[Aim of the exercise]
Look through the material below. Copy every line with the string "easy" in it.

━━ Records shown ━━

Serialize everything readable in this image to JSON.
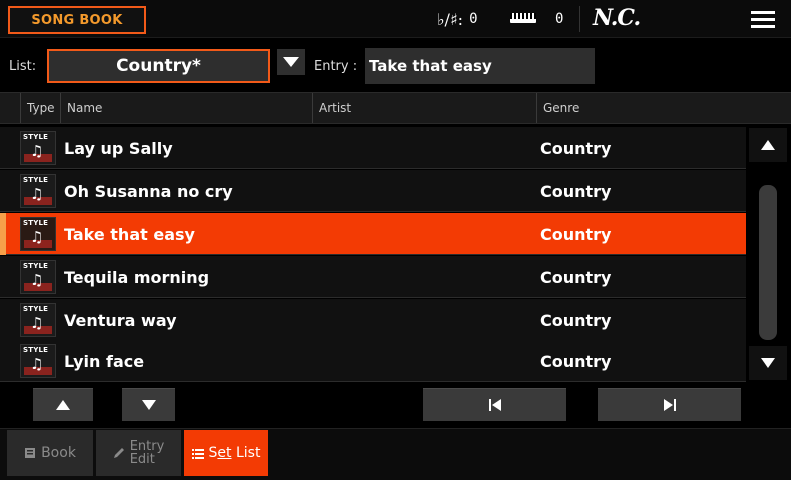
{
  "header": {
    "title": "SONG BOOK",
    "transpose_symbol": "♭/♯:",
    "transpose_value": "0",
    "octave_value": "0",
    "chord": "N.C."
  },
  "list": {
    "label": "List:",
    "value": "Country*"
  },
  "entry": {
    "label": "Entry :",
    "value": "Take that easy"
  },
  "columns": {
    "type": "Type",
    "name": "Name",
    "artist": "Artist",
    "genre": "Genre"
  },
  "rows": [
    {
      "icon_label": "STYLE",
      "name": "Lay up Sally",
      "artist": "",
      "genre": "Country",
      "selected": false
    },
    {
      "icon_label": "STYLE",
      "name": "Oh Susanna no cry",
      "artist": "",
      "genre": "Country",
      "selected": false
    },
    {
      "icon_label": "STYLE",
      "name": "Take that easy",
      "artist": "",
      "genre": "Country",
      "selected": true
    },
    {
      "icon_label": "STYLE",
      "name": "Tequila morning",
      "artist": "",
      "genre": "Country",
      "selected": false
    },
    {
      "icon_label": "STYLE",
      "name": "Ventura way",
      "artist": "",
      "genre": "Country",
      "selected": false
    },
    {
      "icon_label": "STYLE",
      "name": "Lyin face",
      "artist": "",
      "genre": "Country",
      "selected": false
    }
  ],
  "tabs": {
    "book": "Book",
    "entry_edit_1": "Entry",
    "entry_edit_2": "Edit",
    "set_list_pre": "S",
    "set_list_underlined": "et",
    "set_list_post": " List"
  },
  "colors": {
    "accent": "#f33b04",
    "outline": "#f25a19",
    "title_text": "#f49a2c"
  }
}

━━━

[Complete response]
    "value": "Take that easy"
      "name": "Take that easy",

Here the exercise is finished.